> Task brief: Would you output the whole listing below, exactly as it reads?

=== Records for this exercise ===

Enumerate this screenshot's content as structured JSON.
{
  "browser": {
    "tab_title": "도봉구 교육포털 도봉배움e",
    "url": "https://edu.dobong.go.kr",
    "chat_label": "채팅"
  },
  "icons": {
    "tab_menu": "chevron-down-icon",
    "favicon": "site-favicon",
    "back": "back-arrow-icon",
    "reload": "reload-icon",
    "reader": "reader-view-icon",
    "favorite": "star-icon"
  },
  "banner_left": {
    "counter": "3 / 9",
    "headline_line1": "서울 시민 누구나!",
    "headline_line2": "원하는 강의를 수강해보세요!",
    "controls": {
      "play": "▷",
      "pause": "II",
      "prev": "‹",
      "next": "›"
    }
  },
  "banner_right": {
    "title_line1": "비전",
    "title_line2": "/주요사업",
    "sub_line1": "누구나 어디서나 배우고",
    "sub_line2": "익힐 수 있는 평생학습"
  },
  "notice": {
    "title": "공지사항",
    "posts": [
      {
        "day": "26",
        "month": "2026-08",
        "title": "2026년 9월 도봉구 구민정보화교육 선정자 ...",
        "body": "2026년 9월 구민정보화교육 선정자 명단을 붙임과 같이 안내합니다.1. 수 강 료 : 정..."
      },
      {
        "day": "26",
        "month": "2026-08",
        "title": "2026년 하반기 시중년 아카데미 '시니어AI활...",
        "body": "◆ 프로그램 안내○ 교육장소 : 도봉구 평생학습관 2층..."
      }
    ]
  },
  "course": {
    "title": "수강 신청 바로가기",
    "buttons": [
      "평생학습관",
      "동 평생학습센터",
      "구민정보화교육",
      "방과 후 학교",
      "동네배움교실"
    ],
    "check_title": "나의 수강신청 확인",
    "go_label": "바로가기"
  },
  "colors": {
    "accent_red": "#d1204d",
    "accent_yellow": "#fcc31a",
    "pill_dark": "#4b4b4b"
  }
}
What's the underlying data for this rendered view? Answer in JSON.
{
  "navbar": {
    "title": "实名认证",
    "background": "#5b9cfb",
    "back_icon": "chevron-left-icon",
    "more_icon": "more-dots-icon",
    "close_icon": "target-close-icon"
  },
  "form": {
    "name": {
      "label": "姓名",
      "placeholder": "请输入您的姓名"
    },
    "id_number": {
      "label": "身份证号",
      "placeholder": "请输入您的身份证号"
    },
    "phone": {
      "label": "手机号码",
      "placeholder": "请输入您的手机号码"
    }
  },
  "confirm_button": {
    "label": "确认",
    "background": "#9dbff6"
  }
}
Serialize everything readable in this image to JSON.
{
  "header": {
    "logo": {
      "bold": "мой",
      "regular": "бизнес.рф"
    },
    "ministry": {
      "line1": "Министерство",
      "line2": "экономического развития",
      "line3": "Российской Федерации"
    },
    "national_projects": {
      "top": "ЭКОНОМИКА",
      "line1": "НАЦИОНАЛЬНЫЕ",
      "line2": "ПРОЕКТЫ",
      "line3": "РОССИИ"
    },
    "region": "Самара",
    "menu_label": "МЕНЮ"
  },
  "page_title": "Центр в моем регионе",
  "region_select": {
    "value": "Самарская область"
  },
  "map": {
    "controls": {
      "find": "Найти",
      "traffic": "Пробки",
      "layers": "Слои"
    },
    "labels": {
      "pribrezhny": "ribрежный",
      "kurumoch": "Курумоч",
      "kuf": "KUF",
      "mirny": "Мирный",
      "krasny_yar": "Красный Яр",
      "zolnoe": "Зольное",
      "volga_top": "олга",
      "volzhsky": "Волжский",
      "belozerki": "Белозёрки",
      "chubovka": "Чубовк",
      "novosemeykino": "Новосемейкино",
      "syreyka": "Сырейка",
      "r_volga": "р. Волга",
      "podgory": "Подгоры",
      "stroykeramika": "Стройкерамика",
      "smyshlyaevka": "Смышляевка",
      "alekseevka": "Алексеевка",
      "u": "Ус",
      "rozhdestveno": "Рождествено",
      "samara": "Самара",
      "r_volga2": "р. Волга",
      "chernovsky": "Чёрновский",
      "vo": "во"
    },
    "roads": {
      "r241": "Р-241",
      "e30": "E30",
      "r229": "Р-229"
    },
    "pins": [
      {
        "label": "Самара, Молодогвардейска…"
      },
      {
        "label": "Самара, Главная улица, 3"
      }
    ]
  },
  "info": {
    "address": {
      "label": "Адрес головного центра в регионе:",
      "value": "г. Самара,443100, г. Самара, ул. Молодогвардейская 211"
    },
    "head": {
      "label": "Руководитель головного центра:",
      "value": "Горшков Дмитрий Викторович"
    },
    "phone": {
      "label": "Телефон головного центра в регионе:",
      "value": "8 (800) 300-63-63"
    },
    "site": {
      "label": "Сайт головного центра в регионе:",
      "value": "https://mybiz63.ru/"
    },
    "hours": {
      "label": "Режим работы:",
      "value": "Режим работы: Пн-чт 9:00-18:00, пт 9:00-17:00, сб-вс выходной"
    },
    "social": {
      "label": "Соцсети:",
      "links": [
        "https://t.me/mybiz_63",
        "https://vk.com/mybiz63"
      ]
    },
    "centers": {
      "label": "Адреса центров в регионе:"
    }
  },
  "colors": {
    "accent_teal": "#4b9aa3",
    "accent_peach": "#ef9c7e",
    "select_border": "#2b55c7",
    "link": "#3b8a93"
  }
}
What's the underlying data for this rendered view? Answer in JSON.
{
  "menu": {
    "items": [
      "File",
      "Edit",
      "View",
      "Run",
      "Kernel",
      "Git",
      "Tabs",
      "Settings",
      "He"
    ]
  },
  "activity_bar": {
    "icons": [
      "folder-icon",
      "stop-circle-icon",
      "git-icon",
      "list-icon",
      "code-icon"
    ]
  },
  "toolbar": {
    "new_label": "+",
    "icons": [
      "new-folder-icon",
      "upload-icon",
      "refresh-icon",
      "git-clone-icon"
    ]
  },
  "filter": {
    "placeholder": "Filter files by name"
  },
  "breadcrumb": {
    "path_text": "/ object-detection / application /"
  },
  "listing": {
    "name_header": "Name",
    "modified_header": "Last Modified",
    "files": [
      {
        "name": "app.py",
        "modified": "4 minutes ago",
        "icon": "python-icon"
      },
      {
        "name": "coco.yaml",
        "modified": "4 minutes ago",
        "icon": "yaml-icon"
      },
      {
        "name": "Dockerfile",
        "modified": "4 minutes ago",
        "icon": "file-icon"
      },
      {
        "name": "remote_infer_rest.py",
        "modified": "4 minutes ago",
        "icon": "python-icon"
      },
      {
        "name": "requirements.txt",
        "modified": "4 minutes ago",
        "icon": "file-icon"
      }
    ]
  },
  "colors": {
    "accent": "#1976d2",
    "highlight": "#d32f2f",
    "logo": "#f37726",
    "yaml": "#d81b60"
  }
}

===

> Reply to the task:
Enumerate this screenshot's content as structured JSON.
{
  "browser": {
    "tab_title": "도봉구 교육포털 도봉배움e",
    "url": "https://edu.dobong.go.kr",
    "chat_label": "채팅"
  },
  "icons": {
    "tab_menu": "chevron-down-icon",
    "favicon": "site-favicon",
    "back": "back-arrow-icon",
    "reload": "reload-icon",
    "reader": "reader-view-icon",
    "favorite": "star-icon"
  },
  "banner_left": {
    "counter": "3 / 9",
    "headline_line1": "서울 시민 누구나!",
    "headline_line2": "원하는 강의를 수강해보세요!",
    "controls": {
      "play": "▷",
      "pause": "II",
      "prev": "‹",
      "next": "›"
    }
  },
  "banner_right": {
    "title_line1": "비전",
    "title_line2": "/주요사업",
    "sub_line1": "누구나 어디서나 배우고",
    "sub_line2": "익힐 수 있는 평생학습"
  },
  "notice": {
    "title": "공지사항",
    "posts": [
      {
        "day": "26",
        "month": "2026-08",
        "title": "2026년 9월 도봉구 구민정보화교육 선정자 ...",
        "body": "2026년 9월 구민정보화교육 선정자 명단을 붙임과 같이 안내합니다.1. 수 강 료 : 정..."
      },
      {
        "day": "26",
        "month": "2026-08",
        "title": "2026년 하반기 시중년 아카데미 '시니어AI활...",
        "body": "◆ 프로그램 안내○ 교육장소 : 도봉구 평생학습관 2층..."
      }
    ]
  },
  "course": {
    "title": "수강 신청 바로가기",
    "buttons": [
      "평생학습관",
      "동 평생학습센터",
      "구민정보화교육",
      "방과 후 학교",
      "동네배움교실"
    ],
    "check_title": "나의 수강신청 확인",
    "go_label": "바로가기"
  },
  "colors": {
    "accent_red": "#d1204d",
    "accent_yellow": "#fcc31a",
    "pill_dark": "#4b4b4b"
  }
}
What's the underlying data for this rendered view? Answer in JSON.
{
  "navbar": {
    "title": "实名认证",
    "background": "#5b9cfb",
    "back_icon": "chevron-left-icon",
    "more_icon": "more-dots-icon",
    "close_icon": "target-close-icon"
  },
  "form": {
    "name": {
      "label": "姓名",
      "placeholder": "请输入您的姓名"
    },
    "id_number": {
      "label": "身份证号",
      "placeholder": "请输入您的身份证号"
    },
    "phone": {
      "label": "手机号码",
      "placeholder": "请输入您的手机号码"
    }
  },
  "confirm_button": {
    "label": "确认",
    "background": "#9dbff6"
  }
}
Serialize everything readable in this image to JSON.
{
  "header": {
    "logo": {
      "bold": "мой",
      "regular": "бизнес.рф"
    },
    "ministry": {
      "line1": "Министерство",
      "line2": "экономического развития",
      "line3": "Российской Федерации"
    },
    "national_projects": {
      "top": "ЭКОНОМИКА",
      "line1": "НАЦИОНАЛЬНЫЕ",
      "line2": "ПРОЕКТЫ",
      "line3": "РОССИИ"
    },
    "region": "Самара",
    "menu_label": "МЕНЮ"
  },
  "page_title": "Центр в моем регионе",
  "region_select": {
    "value": "Самарская область"
  },
  "map": {
    "controls": {
      "find": "Найти",
      "traffic": "Пробки",
      "layers": "Слои"
    },
    "labels": {
      "pribrezhny": "ribрежный",
      "kurumoch": "Курумоч",
      "kuf": "KUF",
      "mirny": "Мирный",
      "krasny_yar": "Красный Яр",
      "zolnoe": "Зольное",
      "volga_top": "олга",
      "volzhsky": "Волжский",
      "belozerki": "Белозёрки",
      "chubovka": "Чубовк",
      "novosemeykino": "Новосемейкино",
      "syreyka": "Сырейка",
      "r_volga": "р. Волга",
      "podgory": "Подгоры",
      "stroykeramika": "Стройкерамика",
      "smyshlyaevka": "Смышляевка",
      "alekseevka": "Алексеевка",
      "u": "Ус",
      "rozhdestveno": "Рождествено",
      "samara": "Самара",
      "r_volga2": "р. Волга",
      "chernovsky": "Чёрновский",
      "vo": "во"
    },
    "roads": {
      "r241": "Р-241",
      "e30": "E30",
      "r229": "Р-229"
    },
    "pins": [
      {
        "label": "Самара, Молодогвардейска…"
      },
      {
        "label": "Самара, Главная улица, 3"
      }
    ]
  },
  "info": {
    "address": {
      "label": "Адрес головного центра в регионе:",
      "value": "г. Самара,443100, г. Самара, ул. Молодогвардейская 211"
    },
    "head": {
      "label": "Руководитель головного центра:",
      "value": "Горшков Дмитрий Викторович"
    },
    "phone": {
      "label": "Телефон головного центра в регионе:",
      "value": "8 (800) 300-63-63"
    },
    "site": {
      "label": "Сайт головного центра в регионе:",
      "value": "https://mybiz63.ru/"
    },
    "hours": {
      "label": "Режим работы:",
      "value": "Режим работы: Пн-чт 9:00-18:00, пт 9:00-17:00, сб-вс выходной"
    },
    "social": {
      "label": "Соцсети:",
      "links": [
        "https://t.me/mybiz_63",
        "https://vk.com/mybiz63"
      ]
    },
    "centers": {
      "label": "Адреса центров в регионе:"
    }
  },
  "colors": {
    "accent_teal": "#4b9aa3",
    "accent_peach": "#ef9c7e",
    "select_border": "#2b55c7",
    "link": "#3b8a93"
  }
}
What's the underlying data for this rendered view? Answer in JSON.
{
  "menu": {
    "items": [
      "File",
      "Edit",
      "View",
      "Run",
      "Kernel",
      "Git",
      "Tabs",
      "Settings",
      "He"
    ]
  },
  "activity_bar": {
    "icons": [
      "folder-icon",
      "stop-circle-icon",
      "git-icon",
      "list-icon",
      "code-icon"
    ]
  },
  "toolbar": {
    "new_label": "+",
    "icons": [
      "new-folder-icon",
      "upload-icon",
      "refresh-icon",
      "git-clone-icon"
    ]
  },
  "filter": {
    "placeholder": "Filter files by name"
  },
  "breadcrumb": {
    "path_text": "/ object-detection / application /"
  },
  "listing": {
    "name_header": "Name",
    "modified_header": "Last Modified",
    "files": [
      {
        "name": "app.py",
        "modified": "4 minutes ago",
        "icon": "python-icon"
      },
      {
        "name": "coco.yaml",
        "modified": "4 minutes ago",
        "icon": "yaml-icon"
      },
      {
        "name": "Dockerfile",
        "modified": "4 minutes ago",
        "icon": "file-icon"
      },
      {
        "name": "remote_infer_rest.py",
        "modified": "4 minutes ago",
        "icon": "python-icon"
      },
      {
        "name": "requirements.txt",
        "modified": "4 minutes ago",
        "icon": "file-icon"
      }
    ]
  },
  "colors": {
    "accent": "#1976d2",
    "highlight": "#d32f2f",
    "logo": "#f37726",
    "yaml": "#d81b60"
  }
}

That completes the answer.